■ PROBLEM STATEMENT ■
Select the lines below containing the word "Oracle".
* * * *
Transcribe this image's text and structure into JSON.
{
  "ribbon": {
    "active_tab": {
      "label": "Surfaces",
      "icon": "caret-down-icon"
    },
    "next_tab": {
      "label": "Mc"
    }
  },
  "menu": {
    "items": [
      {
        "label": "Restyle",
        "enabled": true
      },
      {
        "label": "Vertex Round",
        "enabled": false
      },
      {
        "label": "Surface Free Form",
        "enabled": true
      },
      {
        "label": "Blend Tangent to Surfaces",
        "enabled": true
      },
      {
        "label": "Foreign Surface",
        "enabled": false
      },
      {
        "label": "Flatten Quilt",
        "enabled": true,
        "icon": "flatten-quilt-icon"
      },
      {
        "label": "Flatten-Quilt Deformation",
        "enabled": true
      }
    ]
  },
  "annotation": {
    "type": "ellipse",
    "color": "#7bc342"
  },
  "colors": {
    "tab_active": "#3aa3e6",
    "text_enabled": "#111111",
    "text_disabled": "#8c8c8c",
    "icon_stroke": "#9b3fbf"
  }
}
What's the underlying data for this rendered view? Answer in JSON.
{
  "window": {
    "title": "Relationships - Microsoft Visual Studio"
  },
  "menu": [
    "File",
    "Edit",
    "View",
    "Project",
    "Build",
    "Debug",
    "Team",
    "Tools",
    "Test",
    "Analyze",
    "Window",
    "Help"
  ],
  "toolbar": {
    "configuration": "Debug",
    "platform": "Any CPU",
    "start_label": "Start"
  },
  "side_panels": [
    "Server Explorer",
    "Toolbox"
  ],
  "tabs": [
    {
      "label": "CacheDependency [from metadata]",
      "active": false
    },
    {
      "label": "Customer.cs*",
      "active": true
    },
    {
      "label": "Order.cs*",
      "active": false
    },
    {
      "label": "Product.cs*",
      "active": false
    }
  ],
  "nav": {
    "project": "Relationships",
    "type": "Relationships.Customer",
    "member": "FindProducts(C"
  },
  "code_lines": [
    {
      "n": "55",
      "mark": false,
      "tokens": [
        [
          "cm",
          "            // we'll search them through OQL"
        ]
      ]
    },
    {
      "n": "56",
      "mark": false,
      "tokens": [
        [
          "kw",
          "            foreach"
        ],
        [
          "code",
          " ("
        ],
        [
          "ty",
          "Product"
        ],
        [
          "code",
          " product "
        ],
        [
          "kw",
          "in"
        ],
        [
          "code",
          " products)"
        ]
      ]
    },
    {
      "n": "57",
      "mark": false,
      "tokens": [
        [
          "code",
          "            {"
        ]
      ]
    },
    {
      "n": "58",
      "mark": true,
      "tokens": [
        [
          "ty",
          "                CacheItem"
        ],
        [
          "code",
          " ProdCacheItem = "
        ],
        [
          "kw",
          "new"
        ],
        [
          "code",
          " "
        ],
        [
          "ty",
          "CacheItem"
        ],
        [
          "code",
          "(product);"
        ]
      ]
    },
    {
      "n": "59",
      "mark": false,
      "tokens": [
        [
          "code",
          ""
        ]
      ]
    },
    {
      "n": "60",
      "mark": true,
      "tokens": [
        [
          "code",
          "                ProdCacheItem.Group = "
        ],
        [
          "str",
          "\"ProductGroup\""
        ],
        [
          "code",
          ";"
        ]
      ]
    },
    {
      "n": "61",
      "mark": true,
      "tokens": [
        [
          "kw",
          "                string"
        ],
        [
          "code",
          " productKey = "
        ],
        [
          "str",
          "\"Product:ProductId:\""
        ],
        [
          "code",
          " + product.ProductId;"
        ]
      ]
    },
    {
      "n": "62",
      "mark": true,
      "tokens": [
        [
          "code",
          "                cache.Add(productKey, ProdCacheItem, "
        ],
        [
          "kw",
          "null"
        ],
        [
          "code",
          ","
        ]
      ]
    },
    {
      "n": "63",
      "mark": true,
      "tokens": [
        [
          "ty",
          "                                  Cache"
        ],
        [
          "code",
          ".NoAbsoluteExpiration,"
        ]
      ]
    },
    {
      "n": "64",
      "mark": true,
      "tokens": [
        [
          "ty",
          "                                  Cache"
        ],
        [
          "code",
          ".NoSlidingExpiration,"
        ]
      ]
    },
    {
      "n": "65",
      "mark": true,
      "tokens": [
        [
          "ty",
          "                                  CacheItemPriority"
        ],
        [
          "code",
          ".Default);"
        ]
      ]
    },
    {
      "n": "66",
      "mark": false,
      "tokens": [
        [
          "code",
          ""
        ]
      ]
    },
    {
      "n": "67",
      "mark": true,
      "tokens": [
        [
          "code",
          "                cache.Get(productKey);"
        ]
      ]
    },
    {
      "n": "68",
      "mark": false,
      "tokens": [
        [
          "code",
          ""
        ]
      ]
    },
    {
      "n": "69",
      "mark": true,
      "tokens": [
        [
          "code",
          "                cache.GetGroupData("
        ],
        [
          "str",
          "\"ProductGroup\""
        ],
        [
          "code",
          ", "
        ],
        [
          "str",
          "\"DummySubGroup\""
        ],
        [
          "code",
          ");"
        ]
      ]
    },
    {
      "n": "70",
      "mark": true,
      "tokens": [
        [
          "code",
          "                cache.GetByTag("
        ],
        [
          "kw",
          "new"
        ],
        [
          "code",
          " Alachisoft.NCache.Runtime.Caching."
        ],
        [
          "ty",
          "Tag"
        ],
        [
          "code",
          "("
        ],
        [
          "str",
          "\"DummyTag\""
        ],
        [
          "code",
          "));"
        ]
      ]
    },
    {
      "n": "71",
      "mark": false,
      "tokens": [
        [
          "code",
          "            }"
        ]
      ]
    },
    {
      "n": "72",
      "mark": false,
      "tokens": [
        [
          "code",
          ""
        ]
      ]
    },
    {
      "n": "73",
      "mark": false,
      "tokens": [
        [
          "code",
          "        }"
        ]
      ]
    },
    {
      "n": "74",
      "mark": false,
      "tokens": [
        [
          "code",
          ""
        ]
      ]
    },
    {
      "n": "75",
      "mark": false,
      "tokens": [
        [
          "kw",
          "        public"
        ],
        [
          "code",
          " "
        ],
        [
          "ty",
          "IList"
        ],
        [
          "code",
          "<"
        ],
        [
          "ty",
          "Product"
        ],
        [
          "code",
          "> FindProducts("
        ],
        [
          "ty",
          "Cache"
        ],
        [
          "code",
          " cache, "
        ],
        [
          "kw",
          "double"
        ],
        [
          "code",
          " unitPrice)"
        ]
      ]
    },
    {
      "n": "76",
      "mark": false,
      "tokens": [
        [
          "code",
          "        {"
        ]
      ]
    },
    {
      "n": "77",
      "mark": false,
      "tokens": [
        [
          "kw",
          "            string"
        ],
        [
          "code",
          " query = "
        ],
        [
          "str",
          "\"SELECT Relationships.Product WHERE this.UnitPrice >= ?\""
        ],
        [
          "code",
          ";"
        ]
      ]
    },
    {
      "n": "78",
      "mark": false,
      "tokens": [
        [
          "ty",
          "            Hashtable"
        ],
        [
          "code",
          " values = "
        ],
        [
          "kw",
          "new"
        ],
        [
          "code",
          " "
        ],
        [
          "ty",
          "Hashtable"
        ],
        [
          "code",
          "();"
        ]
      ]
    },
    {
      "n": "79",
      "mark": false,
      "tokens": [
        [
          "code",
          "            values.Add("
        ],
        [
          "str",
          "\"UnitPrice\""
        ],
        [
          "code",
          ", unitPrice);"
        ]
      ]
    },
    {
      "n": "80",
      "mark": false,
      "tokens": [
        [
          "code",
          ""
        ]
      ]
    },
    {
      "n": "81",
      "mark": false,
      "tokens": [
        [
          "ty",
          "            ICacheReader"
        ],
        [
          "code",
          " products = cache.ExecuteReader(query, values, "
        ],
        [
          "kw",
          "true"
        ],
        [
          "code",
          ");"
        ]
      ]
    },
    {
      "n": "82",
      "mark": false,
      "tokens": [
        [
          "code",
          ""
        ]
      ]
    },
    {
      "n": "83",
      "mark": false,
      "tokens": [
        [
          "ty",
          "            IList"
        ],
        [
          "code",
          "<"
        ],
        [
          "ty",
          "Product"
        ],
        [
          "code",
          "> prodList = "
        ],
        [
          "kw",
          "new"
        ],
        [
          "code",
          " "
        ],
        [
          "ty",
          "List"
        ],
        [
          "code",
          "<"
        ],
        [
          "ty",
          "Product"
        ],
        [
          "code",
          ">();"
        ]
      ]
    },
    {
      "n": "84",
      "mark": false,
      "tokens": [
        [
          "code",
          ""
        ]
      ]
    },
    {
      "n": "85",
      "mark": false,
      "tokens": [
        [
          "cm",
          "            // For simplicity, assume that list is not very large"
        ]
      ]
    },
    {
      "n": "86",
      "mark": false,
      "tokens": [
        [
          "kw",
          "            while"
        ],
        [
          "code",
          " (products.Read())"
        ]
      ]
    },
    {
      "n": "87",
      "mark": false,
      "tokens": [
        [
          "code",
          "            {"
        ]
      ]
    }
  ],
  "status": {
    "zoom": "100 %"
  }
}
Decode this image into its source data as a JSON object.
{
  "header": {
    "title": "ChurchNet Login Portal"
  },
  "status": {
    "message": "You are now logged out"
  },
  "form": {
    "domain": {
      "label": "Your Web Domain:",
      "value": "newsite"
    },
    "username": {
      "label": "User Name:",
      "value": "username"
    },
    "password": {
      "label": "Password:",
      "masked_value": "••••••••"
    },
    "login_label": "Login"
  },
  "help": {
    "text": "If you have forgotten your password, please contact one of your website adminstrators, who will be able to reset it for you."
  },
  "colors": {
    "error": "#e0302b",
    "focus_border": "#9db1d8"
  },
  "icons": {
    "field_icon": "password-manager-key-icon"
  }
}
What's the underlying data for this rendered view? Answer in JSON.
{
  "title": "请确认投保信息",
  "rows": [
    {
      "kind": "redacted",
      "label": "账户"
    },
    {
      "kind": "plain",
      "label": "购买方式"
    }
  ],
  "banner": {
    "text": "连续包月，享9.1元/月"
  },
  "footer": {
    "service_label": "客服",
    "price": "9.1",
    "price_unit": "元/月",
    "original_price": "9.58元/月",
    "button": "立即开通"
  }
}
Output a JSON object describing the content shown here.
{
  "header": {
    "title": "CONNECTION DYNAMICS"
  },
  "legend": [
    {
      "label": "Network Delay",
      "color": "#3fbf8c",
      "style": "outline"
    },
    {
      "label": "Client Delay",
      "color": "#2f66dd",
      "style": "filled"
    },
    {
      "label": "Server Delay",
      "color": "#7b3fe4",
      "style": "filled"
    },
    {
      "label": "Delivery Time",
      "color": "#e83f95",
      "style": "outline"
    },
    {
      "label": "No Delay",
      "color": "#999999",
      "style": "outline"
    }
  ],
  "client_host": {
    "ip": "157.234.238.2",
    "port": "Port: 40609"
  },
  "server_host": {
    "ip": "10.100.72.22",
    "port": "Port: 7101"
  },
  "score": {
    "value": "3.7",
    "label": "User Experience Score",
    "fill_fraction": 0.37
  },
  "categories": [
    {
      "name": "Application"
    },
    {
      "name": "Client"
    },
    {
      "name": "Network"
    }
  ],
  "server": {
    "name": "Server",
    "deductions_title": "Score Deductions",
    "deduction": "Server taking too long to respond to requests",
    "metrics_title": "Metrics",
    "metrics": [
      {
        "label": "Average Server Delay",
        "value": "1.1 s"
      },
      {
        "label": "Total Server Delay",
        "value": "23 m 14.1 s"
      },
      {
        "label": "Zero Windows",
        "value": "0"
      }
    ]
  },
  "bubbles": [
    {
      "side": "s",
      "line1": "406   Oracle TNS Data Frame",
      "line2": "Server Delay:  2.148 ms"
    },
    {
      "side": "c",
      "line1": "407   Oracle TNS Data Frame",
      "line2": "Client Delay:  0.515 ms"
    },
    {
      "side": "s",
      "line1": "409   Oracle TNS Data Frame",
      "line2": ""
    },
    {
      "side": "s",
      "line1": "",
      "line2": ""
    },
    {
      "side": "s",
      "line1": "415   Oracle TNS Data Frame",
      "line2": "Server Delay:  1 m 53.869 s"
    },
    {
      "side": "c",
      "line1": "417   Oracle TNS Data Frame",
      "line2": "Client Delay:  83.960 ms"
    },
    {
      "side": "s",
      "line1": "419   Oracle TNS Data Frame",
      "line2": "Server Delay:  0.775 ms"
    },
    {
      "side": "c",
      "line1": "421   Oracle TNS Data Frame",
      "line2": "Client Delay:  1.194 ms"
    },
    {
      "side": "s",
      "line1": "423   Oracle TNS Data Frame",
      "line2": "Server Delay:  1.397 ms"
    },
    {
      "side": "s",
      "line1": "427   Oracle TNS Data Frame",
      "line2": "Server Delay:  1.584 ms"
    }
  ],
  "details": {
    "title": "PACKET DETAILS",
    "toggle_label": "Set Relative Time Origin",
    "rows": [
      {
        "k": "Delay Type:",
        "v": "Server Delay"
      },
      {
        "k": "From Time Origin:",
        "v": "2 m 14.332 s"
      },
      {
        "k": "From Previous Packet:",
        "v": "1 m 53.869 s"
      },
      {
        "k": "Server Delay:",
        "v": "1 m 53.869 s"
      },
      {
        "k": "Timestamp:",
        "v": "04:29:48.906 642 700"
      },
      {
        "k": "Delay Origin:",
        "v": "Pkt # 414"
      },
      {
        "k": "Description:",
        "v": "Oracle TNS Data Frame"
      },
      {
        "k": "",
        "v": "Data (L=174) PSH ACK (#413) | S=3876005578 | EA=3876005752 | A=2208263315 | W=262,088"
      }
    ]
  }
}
* * * *
■ SOLUTION ■
      "line1": "406   Oracle TNS Data Frame",
      "line1": "407   Oracle TNS Data Frame",
      "line1": "409   Oracle TNS Data Frame",
      "line1": "415   Oracle TNS Data Frame",
      "line1": "417   Oracle TNS Data Frame",
      "line1": "419   Oracle TNS Data Frame",
      "line1": "421   Oracle TNS Data Frame",
      "line1": "423   Oracle TNS Data Frame",
      "line1": "427   Oracle TNS Data Frame",
        "v": "Oracle TNS Data Frame"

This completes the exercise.